### Directions
1. In the commentary on Joseph and his brothers, what does God work out His great purposes through?
2. Output everything in the commentary on Joseph and his brothers from "We have left" down to "truths about sin.", copied exactly.

### Source extract
We have left the serene and lofty atmosphere of communion and saintship far above us. This narrative takes us down into foul depths. It is a hideous story of vulgar hatred and cruelty. God's name is never mentioned in it; and he is as far from the actors' thoughts as from the writer's words. The crime of the brothers is the subject, and the picture is painted in dark tones to teach large truths about sin.

1. The broad teaching of the whole story, which is ever being reiterated in Old Testament incidents, is that God works out His great purposes through even the crimes of unconscious men. There is an irony, if we may so say, in making the hatred of these men the very means of their brother's advancement, and the occasion of blessing to themselves. As coral insects work, not knowing the plan of their reef, still less the fair vegetation and smiling homes which it will one day carry, but blindly building from the material supplied by the ocean a barrier against it; so even evil-doers are carrying on God's plan, and sin is made to counterwork itself, and be the black channel through which the flashing water of life pours. Joseph's words (Gen. 1. 20) give the point of view for the whole story: 'Ye thought evil against me; but God meant it unto good … to save much people alive.' We can scarcely forget the still more wonderful example of the same thing, in the crime of crimes, when his brethren slew the Son of God—like Joseph, the victim of envy—and, by their crime, God's counsel of mercy for them and for all was fulfilled.

### Data shown
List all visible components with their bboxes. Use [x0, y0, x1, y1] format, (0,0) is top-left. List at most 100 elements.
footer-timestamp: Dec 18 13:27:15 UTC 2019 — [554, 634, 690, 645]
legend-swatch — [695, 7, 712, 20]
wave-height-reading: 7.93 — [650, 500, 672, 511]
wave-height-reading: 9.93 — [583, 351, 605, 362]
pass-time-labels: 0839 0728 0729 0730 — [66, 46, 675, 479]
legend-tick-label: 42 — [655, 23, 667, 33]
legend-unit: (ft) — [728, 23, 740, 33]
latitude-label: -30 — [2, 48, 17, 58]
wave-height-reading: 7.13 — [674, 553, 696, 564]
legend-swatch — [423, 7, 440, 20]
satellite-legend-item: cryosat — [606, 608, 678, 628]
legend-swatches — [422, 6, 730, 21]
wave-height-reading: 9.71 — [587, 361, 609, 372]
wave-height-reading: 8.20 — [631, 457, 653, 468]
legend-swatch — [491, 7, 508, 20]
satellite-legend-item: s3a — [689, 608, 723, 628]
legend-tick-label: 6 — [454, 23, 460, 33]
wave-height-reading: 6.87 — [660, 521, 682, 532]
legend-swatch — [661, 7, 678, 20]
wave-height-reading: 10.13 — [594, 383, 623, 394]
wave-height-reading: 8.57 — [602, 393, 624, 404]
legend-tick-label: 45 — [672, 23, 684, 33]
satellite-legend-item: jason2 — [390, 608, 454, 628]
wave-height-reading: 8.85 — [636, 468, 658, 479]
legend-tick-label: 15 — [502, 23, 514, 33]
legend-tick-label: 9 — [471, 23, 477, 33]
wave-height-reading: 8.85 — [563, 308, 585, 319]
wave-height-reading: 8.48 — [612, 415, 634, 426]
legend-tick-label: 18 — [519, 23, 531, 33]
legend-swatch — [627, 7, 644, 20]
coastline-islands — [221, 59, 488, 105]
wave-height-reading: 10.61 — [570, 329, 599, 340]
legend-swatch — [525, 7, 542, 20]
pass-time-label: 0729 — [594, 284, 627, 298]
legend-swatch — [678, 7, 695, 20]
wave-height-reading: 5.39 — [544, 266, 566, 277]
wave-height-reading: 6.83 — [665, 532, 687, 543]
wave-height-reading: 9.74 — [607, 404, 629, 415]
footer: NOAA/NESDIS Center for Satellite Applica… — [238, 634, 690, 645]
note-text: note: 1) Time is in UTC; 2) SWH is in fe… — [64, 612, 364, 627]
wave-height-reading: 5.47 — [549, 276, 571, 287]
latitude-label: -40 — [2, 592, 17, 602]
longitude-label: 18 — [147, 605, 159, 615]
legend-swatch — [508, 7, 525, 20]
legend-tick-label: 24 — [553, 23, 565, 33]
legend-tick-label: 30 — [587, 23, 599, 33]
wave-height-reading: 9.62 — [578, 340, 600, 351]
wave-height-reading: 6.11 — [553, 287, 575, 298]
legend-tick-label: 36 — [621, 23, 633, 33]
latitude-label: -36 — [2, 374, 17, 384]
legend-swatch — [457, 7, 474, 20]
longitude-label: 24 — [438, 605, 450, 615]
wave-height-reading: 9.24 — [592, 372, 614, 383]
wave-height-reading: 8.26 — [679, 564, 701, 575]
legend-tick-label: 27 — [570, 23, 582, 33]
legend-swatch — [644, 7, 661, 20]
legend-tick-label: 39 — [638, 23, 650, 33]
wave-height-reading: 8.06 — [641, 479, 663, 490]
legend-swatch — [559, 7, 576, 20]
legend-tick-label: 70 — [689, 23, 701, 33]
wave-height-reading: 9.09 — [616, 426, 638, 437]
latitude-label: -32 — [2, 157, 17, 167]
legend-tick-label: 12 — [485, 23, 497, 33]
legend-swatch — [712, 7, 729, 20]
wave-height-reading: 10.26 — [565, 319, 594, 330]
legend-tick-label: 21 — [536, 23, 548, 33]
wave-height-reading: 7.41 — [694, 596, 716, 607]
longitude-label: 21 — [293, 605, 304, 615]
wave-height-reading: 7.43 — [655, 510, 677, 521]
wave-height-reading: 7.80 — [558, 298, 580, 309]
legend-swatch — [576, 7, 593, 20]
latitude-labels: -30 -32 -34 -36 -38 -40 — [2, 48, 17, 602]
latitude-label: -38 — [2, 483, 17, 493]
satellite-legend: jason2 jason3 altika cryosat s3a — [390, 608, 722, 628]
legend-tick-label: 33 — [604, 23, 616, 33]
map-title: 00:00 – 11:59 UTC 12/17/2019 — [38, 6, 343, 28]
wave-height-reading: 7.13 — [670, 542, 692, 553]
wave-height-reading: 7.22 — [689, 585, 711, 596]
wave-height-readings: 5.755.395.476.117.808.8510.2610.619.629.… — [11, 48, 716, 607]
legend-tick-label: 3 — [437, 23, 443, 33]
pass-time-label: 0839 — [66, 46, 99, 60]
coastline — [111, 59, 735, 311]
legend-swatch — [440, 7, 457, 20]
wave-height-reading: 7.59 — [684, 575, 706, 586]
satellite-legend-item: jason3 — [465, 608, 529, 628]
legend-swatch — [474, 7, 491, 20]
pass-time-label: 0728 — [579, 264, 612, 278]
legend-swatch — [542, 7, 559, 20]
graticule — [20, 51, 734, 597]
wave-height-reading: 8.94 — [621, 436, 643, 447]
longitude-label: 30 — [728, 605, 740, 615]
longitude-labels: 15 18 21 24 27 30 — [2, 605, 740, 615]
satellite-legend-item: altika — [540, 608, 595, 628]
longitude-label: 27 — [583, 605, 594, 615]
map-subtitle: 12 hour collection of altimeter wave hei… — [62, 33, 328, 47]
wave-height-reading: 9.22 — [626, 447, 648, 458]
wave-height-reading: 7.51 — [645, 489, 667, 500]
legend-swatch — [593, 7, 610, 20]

### Solutions for each task
1. Through even the crimes of unconscious men.

2.
We have left the serene and lofty atmosphere of communion and saintship far above us. This narrative takes us down into foul depths. It is a hideous story of vulgar hatred and cruelty. God's name is never mentioned in it; and he is as far from the actors' thoughts as from the writer's words. The crime of the brothers is the subject, and the picture is painted in dark tones to teach large truths about sin.